====== Provided data ======

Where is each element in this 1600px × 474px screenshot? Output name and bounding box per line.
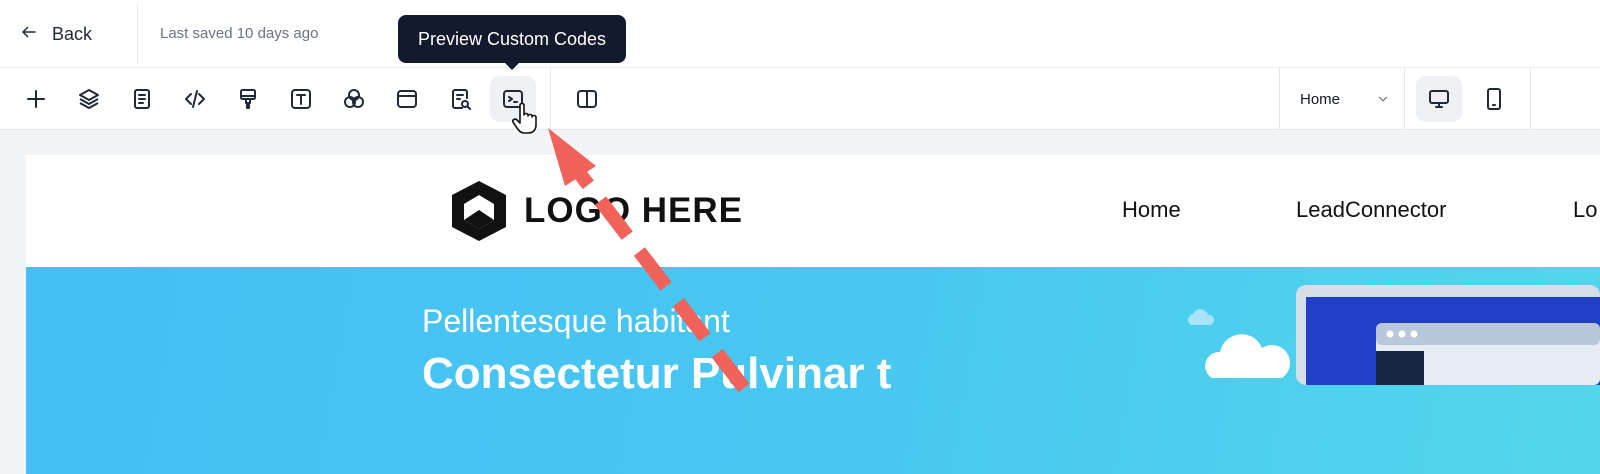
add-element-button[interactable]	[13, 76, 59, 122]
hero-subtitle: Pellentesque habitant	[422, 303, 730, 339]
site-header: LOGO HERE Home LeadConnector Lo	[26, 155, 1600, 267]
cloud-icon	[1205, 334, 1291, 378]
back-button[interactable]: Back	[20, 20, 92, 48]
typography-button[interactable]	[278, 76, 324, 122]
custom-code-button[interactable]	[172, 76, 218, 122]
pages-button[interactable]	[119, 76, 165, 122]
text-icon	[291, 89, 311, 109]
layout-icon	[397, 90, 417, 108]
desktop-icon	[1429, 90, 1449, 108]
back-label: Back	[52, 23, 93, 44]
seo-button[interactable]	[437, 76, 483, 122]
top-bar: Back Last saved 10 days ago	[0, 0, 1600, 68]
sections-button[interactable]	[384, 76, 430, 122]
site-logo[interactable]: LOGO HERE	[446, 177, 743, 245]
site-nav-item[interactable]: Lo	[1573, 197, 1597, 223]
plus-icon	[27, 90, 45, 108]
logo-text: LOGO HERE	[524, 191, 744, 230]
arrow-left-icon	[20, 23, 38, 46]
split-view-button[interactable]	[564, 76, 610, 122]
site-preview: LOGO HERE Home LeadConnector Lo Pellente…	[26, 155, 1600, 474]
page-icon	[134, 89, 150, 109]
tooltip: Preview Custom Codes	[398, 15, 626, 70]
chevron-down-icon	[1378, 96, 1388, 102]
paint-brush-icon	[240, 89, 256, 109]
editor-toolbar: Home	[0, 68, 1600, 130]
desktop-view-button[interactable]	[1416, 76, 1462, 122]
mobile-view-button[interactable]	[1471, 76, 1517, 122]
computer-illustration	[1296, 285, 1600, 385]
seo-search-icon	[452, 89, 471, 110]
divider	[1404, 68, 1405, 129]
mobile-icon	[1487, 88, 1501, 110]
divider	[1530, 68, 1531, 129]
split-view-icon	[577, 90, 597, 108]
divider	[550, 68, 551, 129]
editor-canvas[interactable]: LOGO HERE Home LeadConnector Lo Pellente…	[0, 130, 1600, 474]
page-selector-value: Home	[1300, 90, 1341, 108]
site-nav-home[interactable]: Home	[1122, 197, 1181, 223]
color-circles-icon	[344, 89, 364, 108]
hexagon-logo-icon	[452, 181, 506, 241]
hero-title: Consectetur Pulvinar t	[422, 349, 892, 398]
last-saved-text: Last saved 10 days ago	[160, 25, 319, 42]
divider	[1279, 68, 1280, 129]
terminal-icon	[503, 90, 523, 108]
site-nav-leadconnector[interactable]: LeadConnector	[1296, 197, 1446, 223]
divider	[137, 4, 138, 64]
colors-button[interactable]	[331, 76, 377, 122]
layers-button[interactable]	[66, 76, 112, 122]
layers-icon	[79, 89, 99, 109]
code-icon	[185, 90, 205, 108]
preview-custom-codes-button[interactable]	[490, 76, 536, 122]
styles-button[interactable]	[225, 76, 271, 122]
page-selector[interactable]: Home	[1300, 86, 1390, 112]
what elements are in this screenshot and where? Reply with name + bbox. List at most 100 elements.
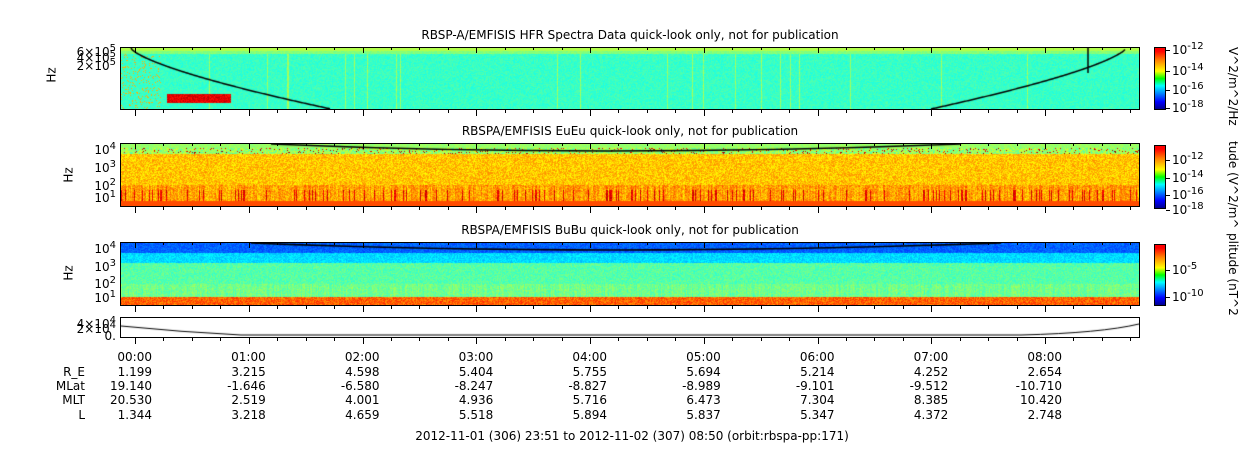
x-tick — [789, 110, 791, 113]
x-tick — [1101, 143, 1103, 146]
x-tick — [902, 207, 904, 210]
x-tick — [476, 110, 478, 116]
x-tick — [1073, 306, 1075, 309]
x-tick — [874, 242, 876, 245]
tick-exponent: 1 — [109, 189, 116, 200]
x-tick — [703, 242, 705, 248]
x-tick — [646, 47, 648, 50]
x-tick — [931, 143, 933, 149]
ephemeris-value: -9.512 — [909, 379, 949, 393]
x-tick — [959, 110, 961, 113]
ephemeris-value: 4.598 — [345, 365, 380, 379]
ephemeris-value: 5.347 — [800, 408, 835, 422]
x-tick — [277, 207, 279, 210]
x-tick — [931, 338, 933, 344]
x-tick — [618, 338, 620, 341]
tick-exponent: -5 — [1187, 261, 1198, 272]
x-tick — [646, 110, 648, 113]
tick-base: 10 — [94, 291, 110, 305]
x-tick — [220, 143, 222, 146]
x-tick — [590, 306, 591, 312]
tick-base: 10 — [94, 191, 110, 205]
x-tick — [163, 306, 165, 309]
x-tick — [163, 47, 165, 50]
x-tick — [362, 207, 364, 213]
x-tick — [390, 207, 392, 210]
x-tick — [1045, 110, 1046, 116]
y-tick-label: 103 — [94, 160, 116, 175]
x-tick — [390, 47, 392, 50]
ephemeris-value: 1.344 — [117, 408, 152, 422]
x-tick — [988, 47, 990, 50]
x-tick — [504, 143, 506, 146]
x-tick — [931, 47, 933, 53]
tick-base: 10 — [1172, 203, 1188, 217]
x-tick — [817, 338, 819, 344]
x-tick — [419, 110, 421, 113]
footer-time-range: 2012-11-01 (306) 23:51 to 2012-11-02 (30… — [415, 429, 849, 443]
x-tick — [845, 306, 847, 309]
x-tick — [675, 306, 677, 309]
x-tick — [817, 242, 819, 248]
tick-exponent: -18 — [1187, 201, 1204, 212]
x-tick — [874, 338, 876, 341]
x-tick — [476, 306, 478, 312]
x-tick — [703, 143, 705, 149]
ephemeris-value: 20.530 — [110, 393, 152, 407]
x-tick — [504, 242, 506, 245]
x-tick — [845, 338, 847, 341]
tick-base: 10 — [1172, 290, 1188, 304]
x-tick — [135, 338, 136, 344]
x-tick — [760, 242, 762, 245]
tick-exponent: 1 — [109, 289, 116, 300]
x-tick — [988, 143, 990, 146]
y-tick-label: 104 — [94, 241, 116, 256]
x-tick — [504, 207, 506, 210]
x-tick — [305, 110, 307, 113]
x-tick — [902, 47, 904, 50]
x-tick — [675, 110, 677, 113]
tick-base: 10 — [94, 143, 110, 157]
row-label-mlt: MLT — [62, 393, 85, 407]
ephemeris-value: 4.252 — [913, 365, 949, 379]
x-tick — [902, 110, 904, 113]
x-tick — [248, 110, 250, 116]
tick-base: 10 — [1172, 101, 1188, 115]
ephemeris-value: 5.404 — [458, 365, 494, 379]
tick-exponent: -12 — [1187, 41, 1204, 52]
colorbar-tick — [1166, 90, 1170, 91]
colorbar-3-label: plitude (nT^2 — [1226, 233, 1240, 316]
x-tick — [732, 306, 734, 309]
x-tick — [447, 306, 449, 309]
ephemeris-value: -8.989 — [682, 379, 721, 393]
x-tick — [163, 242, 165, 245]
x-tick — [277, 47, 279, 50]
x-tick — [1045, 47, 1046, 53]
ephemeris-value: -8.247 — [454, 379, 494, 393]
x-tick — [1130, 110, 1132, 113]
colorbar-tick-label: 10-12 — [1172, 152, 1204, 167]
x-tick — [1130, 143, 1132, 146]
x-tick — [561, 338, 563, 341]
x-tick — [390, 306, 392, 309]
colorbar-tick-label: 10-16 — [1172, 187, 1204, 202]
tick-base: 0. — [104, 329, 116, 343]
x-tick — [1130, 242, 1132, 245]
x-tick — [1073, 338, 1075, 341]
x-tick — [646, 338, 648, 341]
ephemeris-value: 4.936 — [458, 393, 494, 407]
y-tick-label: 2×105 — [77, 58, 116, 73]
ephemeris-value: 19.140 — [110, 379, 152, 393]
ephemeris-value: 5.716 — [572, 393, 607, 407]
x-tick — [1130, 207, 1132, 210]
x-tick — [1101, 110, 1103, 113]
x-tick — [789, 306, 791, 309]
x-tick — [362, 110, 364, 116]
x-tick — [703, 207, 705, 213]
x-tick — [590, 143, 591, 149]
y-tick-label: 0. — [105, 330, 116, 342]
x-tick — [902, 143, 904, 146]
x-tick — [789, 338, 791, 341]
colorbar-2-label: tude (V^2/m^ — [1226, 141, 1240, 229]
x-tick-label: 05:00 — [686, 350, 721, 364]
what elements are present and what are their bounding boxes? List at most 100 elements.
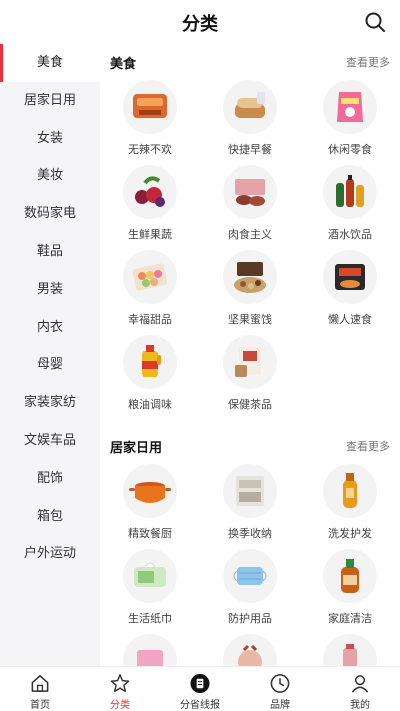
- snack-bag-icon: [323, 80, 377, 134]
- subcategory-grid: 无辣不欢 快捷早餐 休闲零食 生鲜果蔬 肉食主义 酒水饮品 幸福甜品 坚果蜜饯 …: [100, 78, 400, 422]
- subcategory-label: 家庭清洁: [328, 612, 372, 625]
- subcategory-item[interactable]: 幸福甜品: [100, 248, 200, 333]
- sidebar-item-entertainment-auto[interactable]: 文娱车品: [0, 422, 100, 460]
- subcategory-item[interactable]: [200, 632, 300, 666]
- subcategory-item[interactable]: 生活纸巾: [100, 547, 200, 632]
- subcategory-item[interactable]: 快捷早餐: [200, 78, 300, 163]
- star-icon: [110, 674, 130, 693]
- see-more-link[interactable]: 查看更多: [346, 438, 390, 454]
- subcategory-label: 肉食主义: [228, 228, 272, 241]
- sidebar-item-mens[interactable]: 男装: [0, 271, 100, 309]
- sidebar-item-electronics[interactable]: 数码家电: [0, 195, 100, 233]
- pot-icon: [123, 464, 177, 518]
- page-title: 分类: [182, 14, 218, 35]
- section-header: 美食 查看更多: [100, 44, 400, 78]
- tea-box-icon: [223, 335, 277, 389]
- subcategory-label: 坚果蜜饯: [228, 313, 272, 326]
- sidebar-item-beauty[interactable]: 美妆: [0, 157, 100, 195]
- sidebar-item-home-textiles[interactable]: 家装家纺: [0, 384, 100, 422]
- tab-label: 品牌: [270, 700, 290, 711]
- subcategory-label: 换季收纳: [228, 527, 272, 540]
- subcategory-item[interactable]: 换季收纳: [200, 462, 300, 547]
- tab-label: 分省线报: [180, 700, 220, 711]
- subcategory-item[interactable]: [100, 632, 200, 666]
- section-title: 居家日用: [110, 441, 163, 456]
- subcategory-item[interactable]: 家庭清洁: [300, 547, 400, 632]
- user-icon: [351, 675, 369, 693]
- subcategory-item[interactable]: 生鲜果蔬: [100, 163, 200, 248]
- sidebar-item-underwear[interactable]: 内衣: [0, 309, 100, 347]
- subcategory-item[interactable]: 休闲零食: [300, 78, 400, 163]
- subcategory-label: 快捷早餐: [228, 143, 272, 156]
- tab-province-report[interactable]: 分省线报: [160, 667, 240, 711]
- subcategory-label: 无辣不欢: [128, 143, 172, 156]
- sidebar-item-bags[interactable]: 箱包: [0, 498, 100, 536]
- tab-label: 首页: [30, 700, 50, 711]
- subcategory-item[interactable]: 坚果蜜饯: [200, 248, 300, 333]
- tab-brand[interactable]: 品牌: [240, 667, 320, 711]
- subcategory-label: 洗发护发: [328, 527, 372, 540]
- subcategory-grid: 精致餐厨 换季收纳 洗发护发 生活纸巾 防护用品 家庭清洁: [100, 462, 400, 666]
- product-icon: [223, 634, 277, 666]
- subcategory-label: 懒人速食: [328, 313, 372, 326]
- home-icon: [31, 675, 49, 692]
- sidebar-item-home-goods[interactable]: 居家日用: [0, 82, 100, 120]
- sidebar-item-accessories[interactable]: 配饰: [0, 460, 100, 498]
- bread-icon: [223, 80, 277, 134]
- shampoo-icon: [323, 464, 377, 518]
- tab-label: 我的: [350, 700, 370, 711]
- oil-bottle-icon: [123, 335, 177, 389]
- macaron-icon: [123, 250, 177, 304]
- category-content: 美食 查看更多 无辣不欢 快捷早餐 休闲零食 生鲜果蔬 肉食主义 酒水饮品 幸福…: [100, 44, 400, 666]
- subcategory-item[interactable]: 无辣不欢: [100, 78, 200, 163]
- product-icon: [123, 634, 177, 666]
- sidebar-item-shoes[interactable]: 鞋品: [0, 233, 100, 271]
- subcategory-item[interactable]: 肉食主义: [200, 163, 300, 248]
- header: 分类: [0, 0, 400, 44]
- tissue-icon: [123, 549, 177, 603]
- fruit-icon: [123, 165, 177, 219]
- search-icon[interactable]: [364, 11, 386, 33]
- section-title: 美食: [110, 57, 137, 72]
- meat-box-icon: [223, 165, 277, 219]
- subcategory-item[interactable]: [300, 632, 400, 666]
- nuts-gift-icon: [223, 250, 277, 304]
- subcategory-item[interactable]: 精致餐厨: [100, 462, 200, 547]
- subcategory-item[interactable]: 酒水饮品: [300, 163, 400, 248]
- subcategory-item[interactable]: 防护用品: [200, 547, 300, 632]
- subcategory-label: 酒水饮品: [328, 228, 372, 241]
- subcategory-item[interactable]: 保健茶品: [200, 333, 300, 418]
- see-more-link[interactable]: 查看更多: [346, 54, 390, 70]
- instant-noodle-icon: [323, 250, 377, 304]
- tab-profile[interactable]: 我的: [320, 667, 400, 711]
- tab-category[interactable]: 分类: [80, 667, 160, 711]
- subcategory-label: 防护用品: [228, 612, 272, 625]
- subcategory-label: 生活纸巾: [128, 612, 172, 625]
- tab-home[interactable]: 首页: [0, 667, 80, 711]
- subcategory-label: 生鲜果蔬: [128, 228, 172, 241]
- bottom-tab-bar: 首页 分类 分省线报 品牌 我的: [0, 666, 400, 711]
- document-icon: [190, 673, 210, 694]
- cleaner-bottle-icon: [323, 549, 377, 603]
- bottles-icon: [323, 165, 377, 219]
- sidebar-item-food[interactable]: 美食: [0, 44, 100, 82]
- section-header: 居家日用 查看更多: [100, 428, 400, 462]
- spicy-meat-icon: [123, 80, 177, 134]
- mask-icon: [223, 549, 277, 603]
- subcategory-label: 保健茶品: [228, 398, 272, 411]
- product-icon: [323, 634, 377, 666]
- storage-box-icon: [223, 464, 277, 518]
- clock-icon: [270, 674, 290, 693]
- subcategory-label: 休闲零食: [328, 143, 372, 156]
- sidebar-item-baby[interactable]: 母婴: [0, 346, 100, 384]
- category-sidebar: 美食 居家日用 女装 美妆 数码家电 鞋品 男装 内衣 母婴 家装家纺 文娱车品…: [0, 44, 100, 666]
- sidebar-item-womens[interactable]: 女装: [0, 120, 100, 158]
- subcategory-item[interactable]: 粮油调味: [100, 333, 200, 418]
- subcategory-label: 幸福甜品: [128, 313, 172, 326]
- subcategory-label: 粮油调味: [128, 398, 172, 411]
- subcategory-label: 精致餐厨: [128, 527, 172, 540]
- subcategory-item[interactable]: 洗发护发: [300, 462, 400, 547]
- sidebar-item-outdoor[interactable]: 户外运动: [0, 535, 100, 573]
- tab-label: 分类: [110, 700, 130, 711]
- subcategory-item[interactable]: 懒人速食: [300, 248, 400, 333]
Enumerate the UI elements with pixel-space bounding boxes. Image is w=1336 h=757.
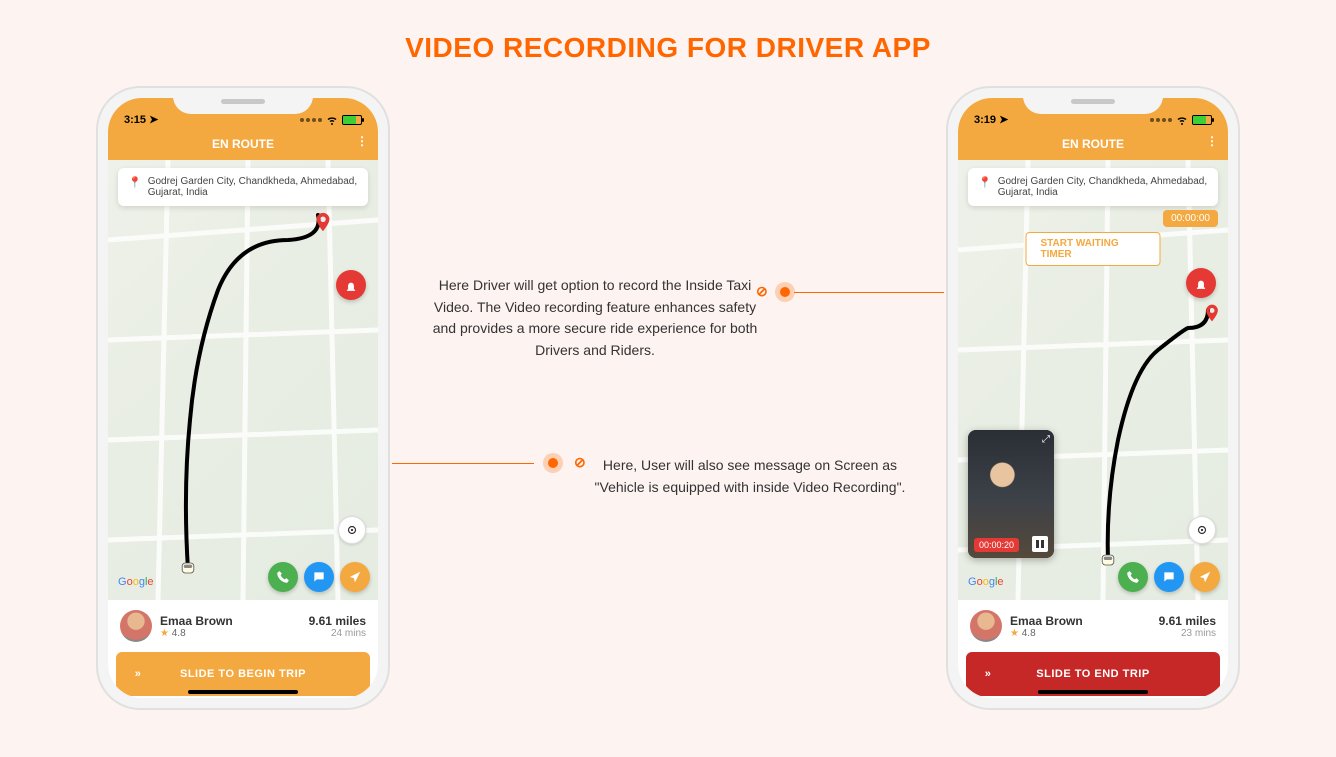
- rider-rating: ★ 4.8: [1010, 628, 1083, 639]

======

Retype the records starting with the line that contains "76, 59, 122]" and going on through the line that contains "20, 92, 48]", both included.

The reply:
add-element-button[interactable]	[13, 76, 59, 122]
hero-subtitle: Pellentesque habitant	[422, 303, 730, 339]
site-header: LOGO HERE Home LeadConnector Lo	[26, 155, 1600, 267]
cloud-icon	[1205, 334, 1291, 378]
back-button[interactable]: Back	[20, 20, 92, 48]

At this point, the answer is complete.